§ **Record list**:

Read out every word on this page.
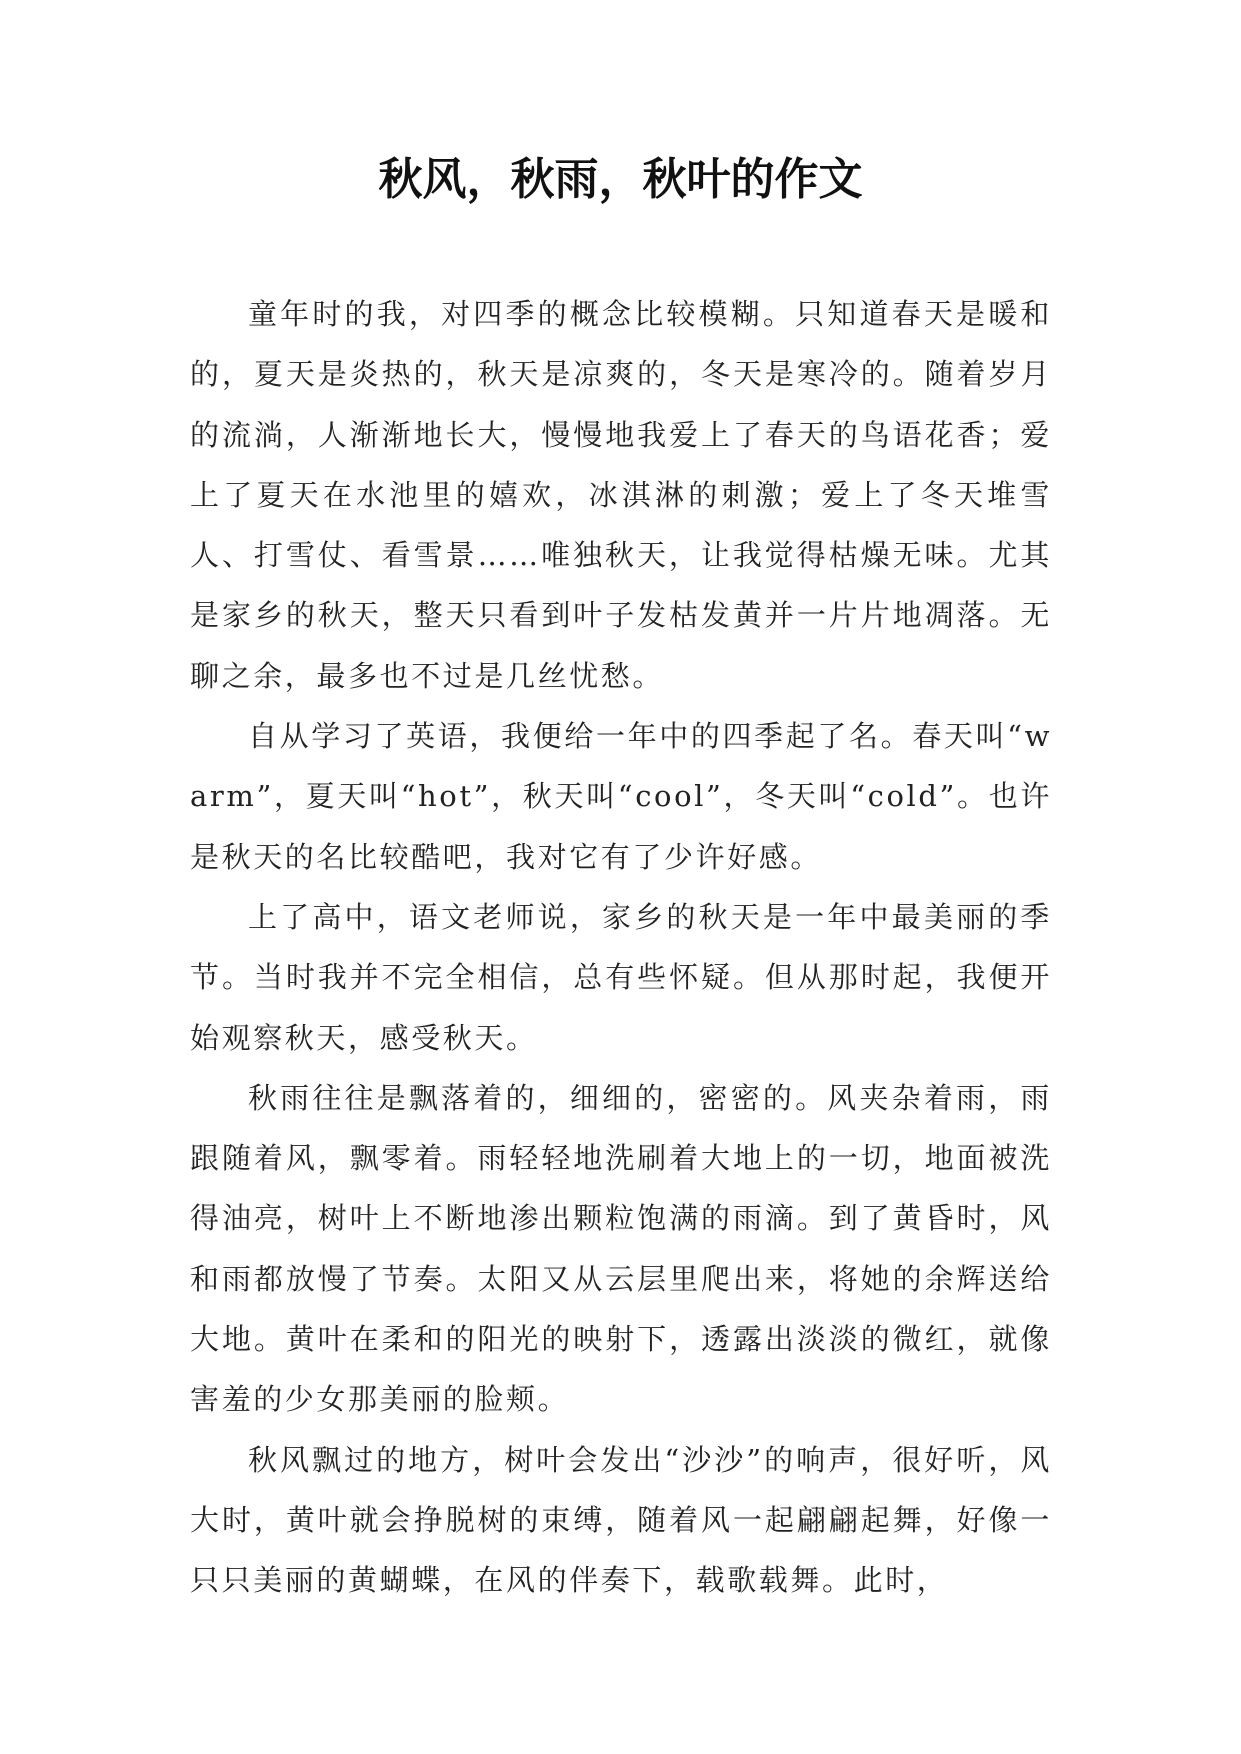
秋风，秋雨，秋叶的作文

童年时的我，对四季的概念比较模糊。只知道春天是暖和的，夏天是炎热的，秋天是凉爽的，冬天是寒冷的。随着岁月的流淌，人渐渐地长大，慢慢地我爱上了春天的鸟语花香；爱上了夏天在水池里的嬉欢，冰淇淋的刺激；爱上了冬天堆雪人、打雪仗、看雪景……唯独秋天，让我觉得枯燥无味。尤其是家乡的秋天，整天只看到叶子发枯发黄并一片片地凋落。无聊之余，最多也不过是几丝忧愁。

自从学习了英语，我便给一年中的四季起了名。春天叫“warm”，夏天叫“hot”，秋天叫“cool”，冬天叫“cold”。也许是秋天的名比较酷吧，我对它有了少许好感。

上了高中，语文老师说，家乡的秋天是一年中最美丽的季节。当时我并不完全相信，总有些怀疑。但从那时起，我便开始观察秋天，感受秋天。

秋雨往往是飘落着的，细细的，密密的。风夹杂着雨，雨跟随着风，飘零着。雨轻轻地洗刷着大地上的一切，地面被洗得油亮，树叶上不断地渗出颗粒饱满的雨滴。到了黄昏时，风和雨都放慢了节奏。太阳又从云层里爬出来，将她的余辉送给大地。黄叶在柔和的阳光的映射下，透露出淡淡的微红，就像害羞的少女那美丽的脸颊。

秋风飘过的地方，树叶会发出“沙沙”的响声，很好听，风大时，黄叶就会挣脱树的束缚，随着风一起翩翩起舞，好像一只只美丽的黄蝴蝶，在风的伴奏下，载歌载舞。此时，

---

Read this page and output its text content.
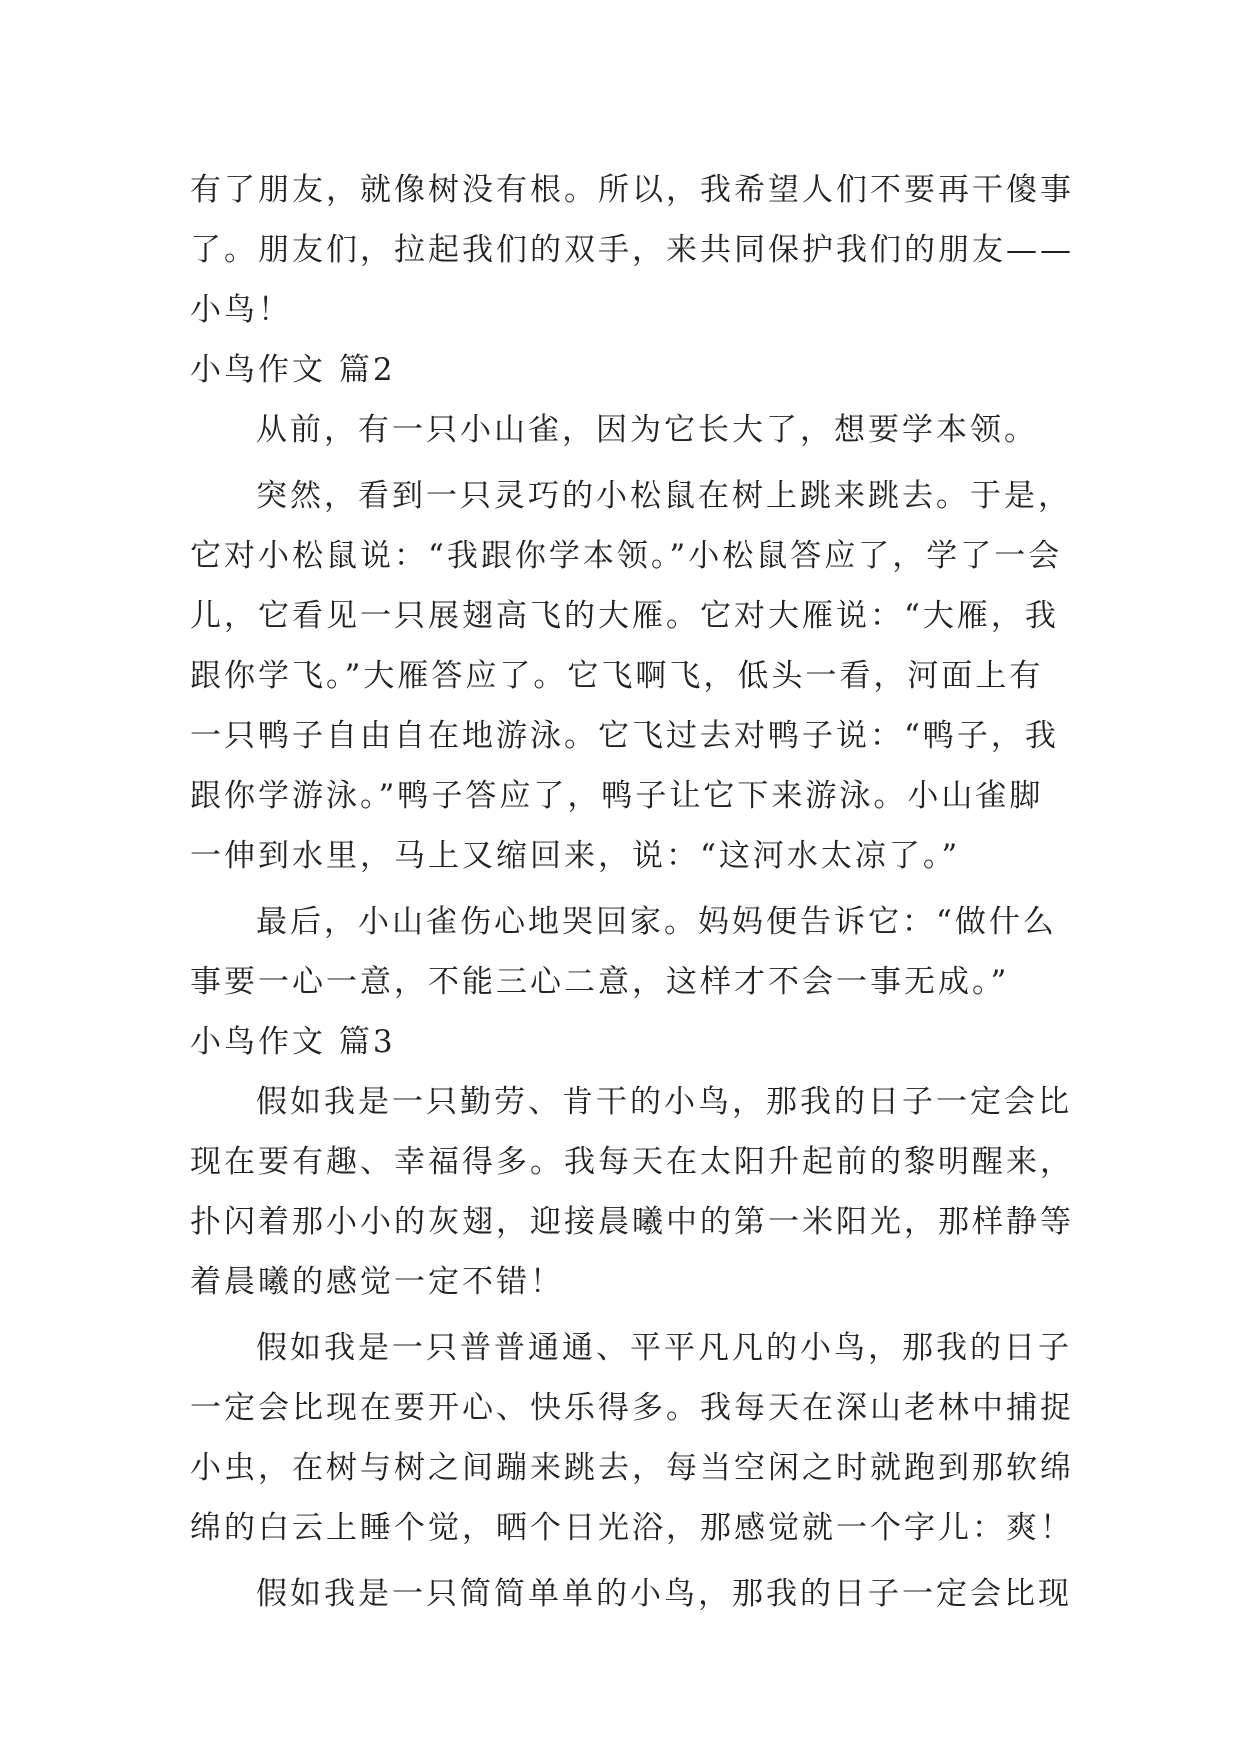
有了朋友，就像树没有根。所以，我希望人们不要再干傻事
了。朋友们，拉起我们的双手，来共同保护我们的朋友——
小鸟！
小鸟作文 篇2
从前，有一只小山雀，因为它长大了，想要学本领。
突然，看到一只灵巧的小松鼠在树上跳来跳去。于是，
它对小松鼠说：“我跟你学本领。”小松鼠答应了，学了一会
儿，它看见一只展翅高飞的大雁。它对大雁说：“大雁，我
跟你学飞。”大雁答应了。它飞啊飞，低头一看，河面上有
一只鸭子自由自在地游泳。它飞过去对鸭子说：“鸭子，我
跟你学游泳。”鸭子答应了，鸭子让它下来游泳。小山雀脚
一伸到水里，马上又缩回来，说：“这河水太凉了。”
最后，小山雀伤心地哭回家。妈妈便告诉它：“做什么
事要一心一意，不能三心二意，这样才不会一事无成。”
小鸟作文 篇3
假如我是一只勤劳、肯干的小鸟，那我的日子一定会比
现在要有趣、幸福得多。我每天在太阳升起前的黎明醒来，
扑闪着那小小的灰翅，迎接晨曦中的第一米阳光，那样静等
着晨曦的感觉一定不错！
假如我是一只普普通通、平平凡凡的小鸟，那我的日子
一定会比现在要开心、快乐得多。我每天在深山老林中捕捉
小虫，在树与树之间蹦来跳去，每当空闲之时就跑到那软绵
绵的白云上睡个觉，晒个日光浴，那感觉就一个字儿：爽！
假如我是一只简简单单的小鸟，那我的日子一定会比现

§ **Aim**: Only a number is wanted: how many lines contain "page"?

§ **Answer to this exercise**: 2